PROBLEM DETAILS — Check each line of the data for "Temperature" and select those that have it.

* begin DATA FOR THIS TASK *

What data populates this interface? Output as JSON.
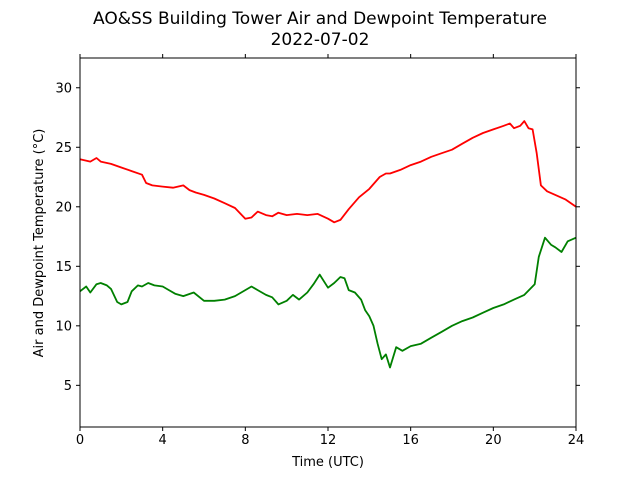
{
  "chart_data": {
    "type": "line",
    "title": "AO&SS Building Tower Air and Dewpoint Temperature",
    "subtitle": "2022-07-02",
    "xlabel": "Time (UTC)",
    "ylabel": "Air and Dewpoint Temperature (°C)",
    "xlim": [
      0,
      24
    ],
    "ylim": [
      1.5,
      32.5
    ],
    "xticks": [
      0,
      4,
      8,
      12,
      16,
      20,
      24
    ],
    "yticks": [
      5,
      10,
      15,
      20,
      25,
      30
    ],
    "grid": false,
    "legend": "none",
    "series": [
      {
        "color": "#ff0000",
        "x": [
          0,
          0.5,
          0.8,
          1,
          1.5,
          2,
          2.5,
          3,
          3.2,
          3.5,
          4,
          4.5,
          5,
          5.3,
          5.6,
          6,
          6.5,
          7,
          7.5,
          8,
          8.3,
          8.6,
          9,
          9.3,
          9.6,
          10,
          10.5,
          11,
          11.5,
          12,
          12.3,
          12.6,
          13,
          13.5,
          14,
          14.5,
          14.8,
          15,
          15.5,
          16,
          16.5,
          17,
          17.5,
          18,
          18.5,
          19,
          19.5,
          20,
          20.5,
          20.8,
          21,
          21.3,
          21.5,
          21.7,
          21.9,
          22.1,
          22.3,
          22.6,
          23,
          23.5,
          24
        ],
        "y": [
          24.0,
          23.8,
          24.1,
          23.8,
          23.6,
          23.3,
          23.0,
          22.7,
          22.0,
          21.8,
          21.7,
          21.6,
          21.8,
          21.4,
          21.2,
          21.0,
          20.7,
          20.3,
          19.9,
          19.0,
          19.1,
          19.6,
          19.3,
          19.2,
          19.5,
          19.3,
          19.4,
          19.3,
          19.4,
          19.0,
          18.7,
          18.9,
          19.8,
          20.8,
          21.5,
          22.5,
          22.8,
          22.8,
          23.1,
          23.5,
          23.8,
          24.2,
          24.5,
          24.8,
          25.3,
          25.8,
          26.2,
          26.5,
          26.8,
          27.0,
          26.6,
          26.8,
          27.2,
          26.6,
          26.5,
          24.5,
          21.8,
          21.3,
          21.0,
          20.6,
          20.0
        ]
      },
      {
        "color": "#008000",
        "x": [
          0,
          0.3,
          0.5,
          0.8,
          1,
          1.3,
          1.5,
          1.8,
          2,
          2.3,
          2.5,
          2.8,
          3,
          3.3,
          3.6,
          4,
          4.3,
          4.6,
          5,
          5.5,
          6,
          6.5,
          7,
          7.5,
          8,
          8.3,
          8.6,
          9,
          9.3,
          9.6,
          10,
          10.3,
          10.6,
          11,
          11.3,
          11.6,
          12,
          12.3,
          12.6,
          12.8,
          13,
          13.3,
          13.6,
          13.8,
          14,
          14.2,
          14.4,
          14.6,
          14.8,
          15,
          15.3,
          15.6,
          16,
          16.5,
          17,
          17.5,
          18,
          18.5,
          19,
          19.5,
          20,
          20.5,
          21,
          21.5,
          22,
          22.2,
          22.5,
          22.8,
          23,
          23.3,
          23.6,
          24
        ],
        "y": [
          12.9,
          13.3,
          12.8,
          13.5,
          13.6,
          13.4,
          13.1,
          12.0,
          11.8,
          12.0,
          12.9,
          13.4,
          13.3,
          13.6,
          13.4,
          13.3,
          13.0,
          12.7,
          12.5,
          12.8,
          12.1,
          12.1,
          12.2,
          12.5,
          13.0,
          13.3,
          13.0,
          12.6,
          12.4,
          11.8,
          12.1,
          12.6,
          12.2,
          12.8,
          13.5,
          14.3,
          13.2,
          13.6,
          14.1,
          14.0,
          13.0,
          12.8,
          12.2,
          11.3,
          10.8,
          10.0,
          8.5,
          7.2,
          7.6,
          6.5,
          8.2,
          7.9,
          8.3,
          8.5,
          9.0,
          9.5,
          10.0,
          10.4,
          10.7,
          11.1,
          11.5,
          11.8,
          12.2,
          12.6,
          13.5,
          15.8,
          17.4,
          16.8,
          16.6,
          16.2,
          17.1,
          17.4
        ]
      }
    ]
  }
}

* end DATA FOR THIS TASK *

EXERCISE OUTPUT —
    "title": "AO&SS Building Tower Air and Dewpoint Temperature",
    "ylabel": "Air and Dewpoint Temperature (°C)",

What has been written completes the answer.